Given problem: Repeat the listing in full, exactly as it stands.

Figure record listings
· · · ·
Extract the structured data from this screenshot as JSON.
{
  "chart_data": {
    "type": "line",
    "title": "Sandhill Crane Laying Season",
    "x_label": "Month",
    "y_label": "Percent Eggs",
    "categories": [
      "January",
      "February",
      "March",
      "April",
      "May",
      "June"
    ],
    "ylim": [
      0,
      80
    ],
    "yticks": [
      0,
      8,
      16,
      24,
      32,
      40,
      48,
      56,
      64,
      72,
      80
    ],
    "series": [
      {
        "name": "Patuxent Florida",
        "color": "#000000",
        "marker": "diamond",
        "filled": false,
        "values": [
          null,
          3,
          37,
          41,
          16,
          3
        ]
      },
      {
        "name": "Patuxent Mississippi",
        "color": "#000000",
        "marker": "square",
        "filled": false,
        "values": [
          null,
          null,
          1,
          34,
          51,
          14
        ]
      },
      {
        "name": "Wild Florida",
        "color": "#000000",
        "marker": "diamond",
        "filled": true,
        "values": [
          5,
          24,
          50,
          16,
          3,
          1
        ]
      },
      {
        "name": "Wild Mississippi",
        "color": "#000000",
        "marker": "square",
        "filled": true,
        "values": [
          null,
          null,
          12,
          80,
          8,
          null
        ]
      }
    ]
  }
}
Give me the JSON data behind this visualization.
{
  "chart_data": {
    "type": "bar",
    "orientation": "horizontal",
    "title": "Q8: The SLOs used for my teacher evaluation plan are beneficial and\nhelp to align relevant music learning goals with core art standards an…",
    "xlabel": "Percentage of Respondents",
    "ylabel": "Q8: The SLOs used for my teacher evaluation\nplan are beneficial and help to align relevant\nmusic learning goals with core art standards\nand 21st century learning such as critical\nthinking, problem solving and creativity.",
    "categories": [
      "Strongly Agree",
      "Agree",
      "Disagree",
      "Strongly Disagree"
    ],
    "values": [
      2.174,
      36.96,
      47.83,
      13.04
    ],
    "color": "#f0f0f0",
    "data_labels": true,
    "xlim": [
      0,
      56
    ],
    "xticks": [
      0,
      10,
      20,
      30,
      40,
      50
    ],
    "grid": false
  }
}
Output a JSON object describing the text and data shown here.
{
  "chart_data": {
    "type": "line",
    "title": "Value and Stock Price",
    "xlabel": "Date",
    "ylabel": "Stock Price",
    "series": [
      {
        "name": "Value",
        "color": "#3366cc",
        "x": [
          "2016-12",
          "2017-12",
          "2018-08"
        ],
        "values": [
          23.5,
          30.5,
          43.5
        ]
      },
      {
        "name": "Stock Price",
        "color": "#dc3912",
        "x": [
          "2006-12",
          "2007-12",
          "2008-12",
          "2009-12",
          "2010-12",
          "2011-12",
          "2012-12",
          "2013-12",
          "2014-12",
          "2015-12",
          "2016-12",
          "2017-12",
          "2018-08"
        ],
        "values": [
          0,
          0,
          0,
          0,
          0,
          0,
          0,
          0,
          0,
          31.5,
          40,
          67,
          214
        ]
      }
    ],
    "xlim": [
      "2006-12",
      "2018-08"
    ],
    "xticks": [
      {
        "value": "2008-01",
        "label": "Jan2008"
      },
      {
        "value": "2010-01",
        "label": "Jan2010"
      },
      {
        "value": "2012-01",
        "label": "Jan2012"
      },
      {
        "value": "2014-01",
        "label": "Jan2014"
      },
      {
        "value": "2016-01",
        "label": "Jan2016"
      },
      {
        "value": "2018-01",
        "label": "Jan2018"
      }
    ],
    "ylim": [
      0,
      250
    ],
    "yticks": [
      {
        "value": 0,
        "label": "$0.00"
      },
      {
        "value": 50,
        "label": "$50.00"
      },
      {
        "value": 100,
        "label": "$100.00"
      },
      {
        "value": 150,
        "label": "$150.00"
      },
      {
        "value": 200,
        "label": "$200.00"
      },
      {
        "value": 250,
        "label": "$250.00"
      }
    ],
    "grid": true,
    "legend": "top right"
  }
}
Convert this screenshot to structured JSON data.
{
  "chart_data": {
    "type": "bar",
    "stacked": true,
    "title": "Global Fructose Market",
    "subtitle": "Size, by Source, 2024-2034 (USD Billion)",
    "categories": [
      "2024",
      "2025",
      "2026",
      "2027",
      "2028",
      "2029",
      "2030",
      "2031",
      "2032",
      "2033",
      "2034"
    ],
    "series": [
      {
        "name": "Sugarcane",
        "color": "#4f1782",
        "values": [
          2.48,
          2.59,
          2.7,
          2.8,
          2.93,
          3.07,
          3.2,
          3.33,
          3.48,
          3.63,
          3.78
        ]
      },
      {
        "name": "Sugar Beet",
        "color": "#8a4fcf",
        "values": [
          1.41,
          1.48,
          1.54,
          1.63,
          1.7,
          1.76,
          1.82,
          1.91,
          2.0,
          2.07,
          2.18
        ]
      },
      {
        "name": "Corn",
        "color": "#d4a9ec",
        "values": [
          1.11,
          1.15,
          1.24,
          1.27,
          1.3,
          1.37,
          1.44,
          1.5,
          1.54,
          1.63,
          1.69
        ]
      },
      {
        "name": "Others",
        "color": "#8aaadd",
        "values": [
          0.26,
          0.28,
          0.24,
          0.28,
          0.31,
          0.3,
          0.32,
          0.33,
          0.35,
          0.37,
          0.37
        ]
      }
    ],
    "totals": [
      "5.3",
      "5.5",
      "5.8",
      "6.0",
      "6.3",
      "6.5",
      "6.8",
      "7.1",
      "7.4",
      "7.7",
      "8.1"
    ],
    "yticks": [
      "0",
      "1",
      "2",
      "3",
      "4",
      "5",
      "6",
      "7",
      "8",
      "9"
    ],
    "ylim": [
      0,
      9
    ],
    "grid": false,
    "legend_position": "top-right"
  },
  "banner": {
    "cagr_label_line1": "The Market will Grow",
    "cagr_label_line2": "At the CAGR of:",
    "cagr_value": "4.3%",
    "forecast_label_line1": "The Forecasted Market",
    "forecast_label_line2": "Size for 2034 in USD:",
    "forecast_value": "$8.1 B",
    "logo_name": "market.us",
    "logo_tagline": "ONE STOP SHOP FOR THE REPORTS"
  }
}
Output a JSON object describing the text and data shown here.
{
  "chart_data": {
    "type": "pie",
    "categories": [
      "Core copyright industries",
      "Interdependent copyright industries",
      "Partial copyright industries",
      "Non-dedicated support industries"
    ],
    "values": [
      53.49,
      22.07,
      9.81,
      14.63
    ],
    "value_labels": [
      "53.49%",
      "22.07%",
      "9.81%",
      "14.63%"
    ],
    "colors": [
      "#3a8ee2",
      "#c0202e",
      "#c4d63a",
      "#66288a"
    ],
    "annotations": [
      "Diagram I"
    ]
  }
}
· · · ·
Response to this exercise:
Extract the structured data from this screenshot as JSON.
{
  "chart_data": {
    "type": "line",
    "title": "Sandhill Crane Laying Season",
    "x_label": "Month",
    "y_label": "Percent Eggs",
    "categories": [
      "January",
      "February",
      "March",
      "April",
      "May",
      "June"
    ],
    "ylim": [
      0,
      80
    ],
    "yticks": [
      0,
      8,
      16,
      24,
      32,
      40,
      48,
      56,
      64,
      72,
      80
    ],
    "series": [
      {
        "name": "Patuxent Florida",
        "color": "#000000",
        "marker": "diamond",
        "filled": false,
        "values": [
          null,
          3,
          37,
          41,
          16,
          3
        ]
      },
      {
        "name": "Patuxent Mississippi",
        "color": "#000000",
        "marker": "square",
        "filled": false,
        "values": [
          null,
          null,
          1,
          34,
          51,
          14
        ]
      },
      {
        "name": "Wild Florida",
        "color": "#000000",
        "marker": "diamond",
        "filled": true,
        "values": [
          5,
          24,
          50,
          16,
          3,
          1
        ]
      },
      {
        "name": "Wild Mississippi",
        "color": "#000000",
        "marker": "square",
        "filled": true,
        "values": [
          null,
          null,
          12,
          80,
          8,
          null
        ]
      }
    ]
  }
}
Give me the JSON data behind this visualization.
{
  "chart_data": {
    "type": "bar",
    "orientation": "horizontal",
    "title": "Q8: The SLOs used for my teacher evaluation plan are beneficial and\nhelp to align relevant music learning goals with core art standards an…",
    "xlabel": "Percentage of Respondents",
    "ylabel": "Q8: The SLOs used for my teacher evaluation\nplan are beneficial and help to align relevant\nmusic learning goals with core art standards\nand 21st century learning such as critical\nthinking, problem solving and creativity.",
    "categories": [
      "Strongly Agree",
      "Agree",
      "Disagree",
      "Strongly Disagree"
    ],
    "values": [
      2.174,
      36.96,
      47.83,
      13.04
    ],
    "color": "#f0f0f0",
    "data_labels": true,
    "xlim": [
      0,
      56
    ],
    "xticks": [
      0,
      10,
      20,
      30,
      40,
      50
    ],
    "grid": false
  }
}
Output a JSON object describing the text and data shown here.
{
  "chart_data": {
    "type": "line",
    "title": "Value and Stock Price",
    "xlabel": "Date",
    "ylabel": "Stock Price",
    "series": [
      {
        "name": "Value",
        "color": "#3366cc",
        "x": [
          "2016-12",
          "2017-12",
          "2018-08"
        ],
        "values": [
          23.5,
          30.5,
          43.5
        ]
      },
      {
        "name": "Stock Price",
        "color": "#dc3912",
        "x": [
          "2006-12",
          "2007-12",
          "2008-12",
          "2009-12",
          "2010-12",
          "2011-12",
          "2012-12",
          "2013-12",
          "2014-12",
          "2015-12",
          "2016-12",
          "2017-12",
          "2018-08"
        ],
        "values": [
          0,
          0,
          0,
          0,
          0,
          0,
          0,
          0,
          0,
          31.5,
          40,
          67,
          214
        ]
      }
    ],
    "xlim": [
      "2006-12",
      "2018-08"
    ],
    "xticks": [
      {
        "value": "2008-01",
        "label": "Jan2008"
      },
      {
        "value": "2010-01",
        "label": "Jan2010"
      },
      {
        "value": "2012-01",
        "label": "Jan2012"
      },
      {
        "value": "2014-01",
        "label": "Jan2014"
      },
      {
        "value": "2016-01",
        "label": "Jan2016"
      },
      {
        "value": "2018-01",
        "label": "Jan2018"
      }
    ],
    "ylim": [
      0,
      250
    ],
    "yticks": [
      {
        "value": 0,
        "label": "$0.00"
      },
      {
        "value": 50,
        "label": "$50.00"
      },
      {
        "value": 100,
        "label": "$100.00"
      },
      {
        "value": 150,
        "label": "$150.00"
      },
      {
        "value": 200,
        "label": "$200.00"
      },
      {
        "value": 250,
        "label": "$250.00"
      }
    ],
    "grid": true,
    "legend": "top right"
  }
}
Convert this screenshot to structured JSON data.
{
  "chart_data": {
    "type": "bar",
    "stacked": true,
    "title": "Global Fructose Market",
    "subtitle": "Size, by Source, 2024-2034 (USD Billion)",
    "categories": [
      "2024",
      "2025",
      "2026",
      "2027",
      "2028",
      "2029",
      "2030",
      "2031",
      "2032",
      "2033",
      "2034"
    ],
    "series": [
      {
        "name": "Sugarcane",
        "color": "#4f1782",
        "values": [
          2.48,
          2.59,
          2.7,
          2.8,
          2.93,
          3.07,
          3.2,
          3.33,
          3.48,
          3.63,
          3.78
        ]
      },
      {
        "name": "Sugar Beet",
        "color": "#8a4fcf",
        "values": [
          1.41,
          1.48,
          1.54,
          1.63,
          1.7,
          1.76,
          1.82,
          1.91,
          2.0,
          2.07,
          2.18
        ]
      },
      {
        "name": "Corn",
        "color": "#d4a9ec",
        "values": [
          1.11,
          1.15,
          1.24,
          1.27,
          1.3,
          1.37,
          1.44,
          1.5,
          1.54,
          1.63,
          1.69
        ]
      },
      {
        "name": "Others",
        "color": "#8aaadd",
        "values": [
          0.26,
          0.28,
          0.24,
          0.28,
          0.31,
          0.3,
          0.32,
          0.33,
          0.35,
          0.37,
          0.37
        ]
      }
    ],
    "totals": [
      "5.3",
      "5.5",
      "5.8",
      "6.0",
      "6.3",
      "6.5",
      "6.8",
      "7.1",
      "7.4",
      "7.7",
      "8.1"
    ],
    "yticks": [
      "0",
      "1",
      "2",
      "3",
      "4",
      "5",
      "6",
      "7",
      "8",
      "9"
    ],
    "ylim": [
      0,
      9
    ],
    "grid": false,
    "legend_position": "top-right"
  },
  "banner": {
    "cagr_label_line1": "The Market will Grow",
    "cagr_label_line2": "At the CAGR of:",
    "cagr_value": "4.3%",
    "forecast_label_line1": "The Forecasted Market",
    "forecast_label_line2": "Size for 2034 in USD:",
    "forecast_value": "$8.1 B",
    "logo_name": "market.us",
    "logo_tagline": "ONE STOP SHOP FOR THE REPORTS"
  }
}
Output a JSON object describing the text and data shown here.
{
  "chart_data": {
    "type": "pie",
    "categories": [
      "Core copyright industries",
      "Interdependent copyright industries",
      "Partial copyright industries",
      "Non-dedicated support industries"
    ],
    "values": [
      53.49,
      22.07,
      9.81,
      14.63
    ],
    "value_labels": [
      "53.49%",
      "22.07%",
      "9.81%",
      "14.63%"
    ],
    "colors": [
      "#3a8ee2",
      "#c0202e",
      "#c4d63a",
      "#66288a"
    ],
    "annotations": [
      "Diagram I"
    ]
  }
}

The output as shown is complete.